Text section:
Start

Before election, the poor were promised "free labor and free farms," but the war has already nearly postponed the action of the primeval curse uttered to the first pair of the human race, which doomed their posterity to perpetual labor. Having banished work, the only remaining duty of the political reformers is to teach society how to subsist without work. To be sure, we may all volunteer to go down South and aid in butchering our white brethren and freeing the negroes from wholesome restraint, sending them North to constitute a vicious pauper race; but the Northern warriors ought to be informed if [the] government is to take charge of their wives and children during their absence, and pension them all in case of the death or disability of their husbands and fathers. After the South has been subjugated, what is to be the political status of the citizen? Who is to pay the national debt?—who to restore the happy homes deprived of their props and defenders as well as of the comforts and necessities of life? Will the most thorough sectional war—triumph ever restore the fraternal Union, consecrated by the sufferings and struggles of our Revolution against a senseless tyranny?

End

Requirement 1:
In the editorial on the war's costs, what were the poor promised before the election?
Requirement 2:
Pick up the editorial on the war's costs after its final sentence and carry it forward by one paragraph.

Given information:
Start

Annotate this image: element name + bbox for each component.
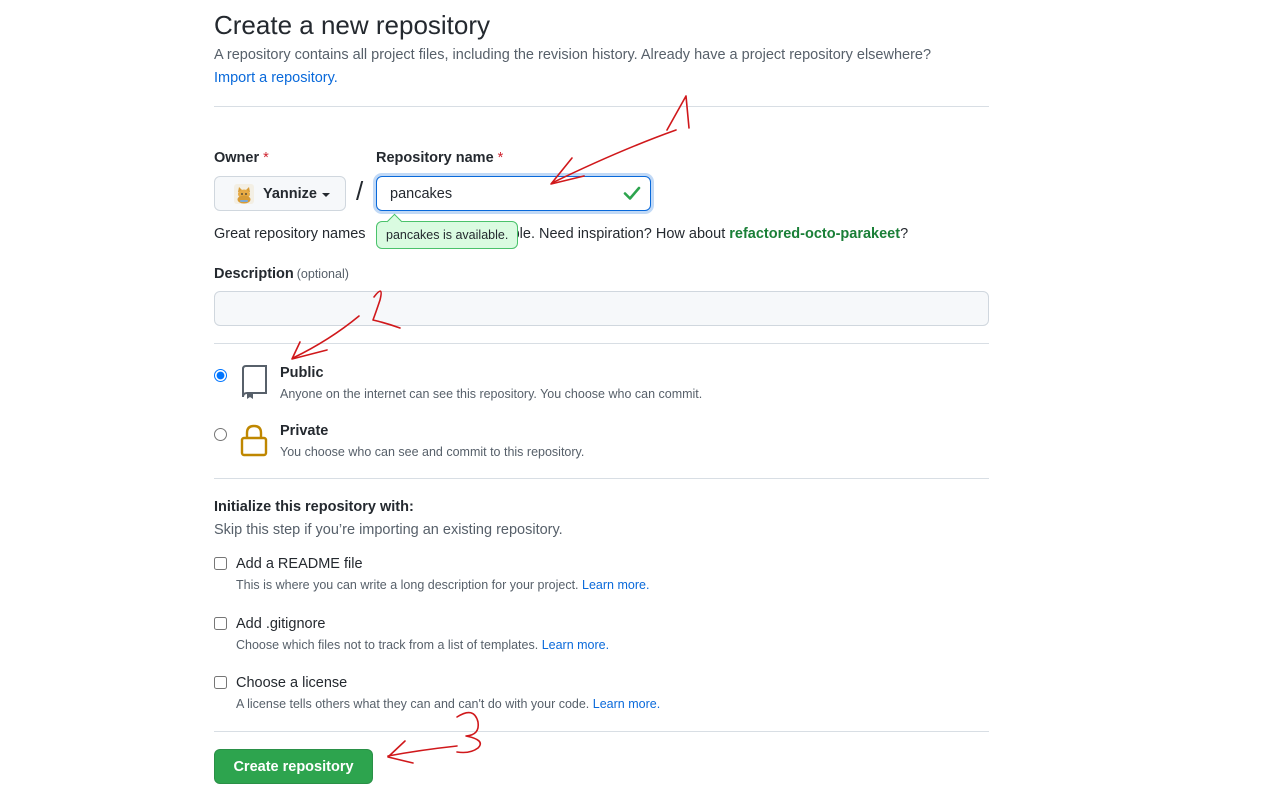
hint-suffix: ? [900, 226, 909, 242]
gitignore-subtitle: Choose which files not to track from a l… [236, 638, 609, 652]
license-learn-more-link[interactable]: Learn more. [593, 697, 660, 711]
optional-mark: (optional) [296, 267, 349, 281]
public-title: Public [280, 365, 324, 381]
gitignore-subtitle-text: Choose which files not to track from a l… [236, 638, 539, 652]
create-repository-button[interactable]: Create repository [214, 749, 373, 784]
suggested-name-link[interactable]: refactored-octo-parakeet [729, 226, 900, 242]
divider [214, 731, 989, 732]
owner-select-button[interactable]: Yannize [214, 176, 346, 211]
owner-label: Owner * [214, 150, 269, 166]
hint-prefix: Great repository names [214, 226, 366, 242]
repository-name-hint: Great repository names able. Need inspir… [214, 226, 908, 242]
gitignore-checkbox[interactable] [214, 617, 227, 630]
repo-icon [242, 365, 267, 399]
annotation-arrow-3 [387, 745, 458, 757]
gitignore-title: Add .gitignore [236, 616, 326, 632]
gitignore-learn-more-link[interactable]: Learn more. [542, 638, 609, 652]
divider [214, 343, 989, 344]
availability-tooltip: pancakes is available. [376, 221, 519, 249]
readme-title: Add a README file [236, 556, 363, 572]
required-mark: * [497, 150, 504, 166]
readme-subtitle: This is where you can write a long descr… [236, 578, 649, 592]
owner-repo-separator: / [356, 176, 364, 206]
initialize-subtitle: Skip this step if you’re importing an ex… [214, 522, 563, 538]
readme-subtitle-text: This is where you can write a long descr… [236, 578, 579, 592]
intro-text: A repository contains all project files,… [214, 47, 932, 63]
required-mark: * [263, 150, 269, 166]
license-checkbox[interactable] [214, 676, 227, 689]
check-icon [623, 186, 641, 200]
lock-icon [240, 424, 268, 457]
annotation-number-1 [666, 95, 690, 131]
import-repository-link[interactable]: Import a repository. [214, 70, 338, 86]
repo-name-label-text: Repository name [376, 150, 494, 166]
annotation-arrowhead-3 [387, 740, 414, 764]
readme-learn-more-link[interactable]: Learn more. [582, 578, 649, 592]
divider [214, 106, 989, 107]
repository-name-input[interactable] [376, 176, 651, 211]
license-title: Choose a license [236, 675, 348, 691]
license-subtitle: A license tells others what they can and… [236, 697, 660, 711]
divider [214, 478, 989, 479]
private-subtitle: You choose who can see and commit to thi… [280, 445, 585, 459]
annotation-overlay [291, 95, 690, 764]
repo-name-label: Repository name * [376, 150, 503, 166]
public-radio[interactable] [214, 369, 227, 382]
public-subtitle: Anyone on the internet can see this repo… [280, 387, 703, 401]
initialize-title: Initialize this repository with: [214, 499, 414, 515]
annotation-arrowhead-2 [291, 341, 328, 360]
annotation-number-3 [456, 711, 482, 754]
page-title: Create a new repository [214, 10, 491, 40]
chevron-down-icon [322, 192, 330, 197]
hint-middle: able. Need inspiration? How about [503, 226, 726, 242]
owner-label-text: Owner [214, 150, 260, 166]
readme-checkbox[interactable] [214, 557, 227, 570]
page-intro: A repository contains all project files,… [214, 44, 994, 90]
private-title: Private [280, 423, 329, 439]
license-subtitle-text: A license tells others what they can and… [236, 697, 590, 711]
owner-value: Yannize [263, 185, 317, 202]
private-radio[interactable] [214, 428, 227, 441]
cat-avatar-icon [234, 183, 254, 204]
description-label: Description (optional) [214, 266, 349, 282]
description-input[interactable] [214, 291, 989, 326]
description-label-text: Description [214, 266, 294, 282]
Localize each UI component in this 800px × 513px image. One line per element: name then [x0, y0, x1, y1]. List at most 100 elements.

End

Reply 1:
They were promised "free labor and free farms."

Reply 2:
We cannot wonder, therefore, that the miserable partizans who now seek to drown the legitimate demand of the people for peace in the pomp and circumstance of war, and by the most violent denunciation of every citizen as a traitor, whose voice is not uplifted in favor of that species of patriotism which begins in flag-raising and ends in abolitionism, disunion, red-republicanism and anarchy—we do not wonder that such persons begin already to fear the wholesome popular re-action which is taking place in the community. In their fright it is quite natural that they should do silly and weak things.—Having so fearfully blundered in pushing on the war, and stigmatizing as traitors all who have opposed it, they must keep up their consistency and their courage by disturbing public peace meetings and blackguarding the advocates of peace, whose arguments they cannot answer. In this they only display their own weakness and strengthen their opponents in the same ratio. Our friends can afford to tolerate and smile at such opposition, which furnishes ammunition for the peace batteries, and will make more converts than all of our own speeches. Truth is mighty and will prevail. War, under the most favorable circumstances, is an unnatural condition and a terrible scourge; but such a war as this, if long carried on, will produce scenes and results from which the very devils in hell must shrink back in abhorrence. How long will the people sustain it?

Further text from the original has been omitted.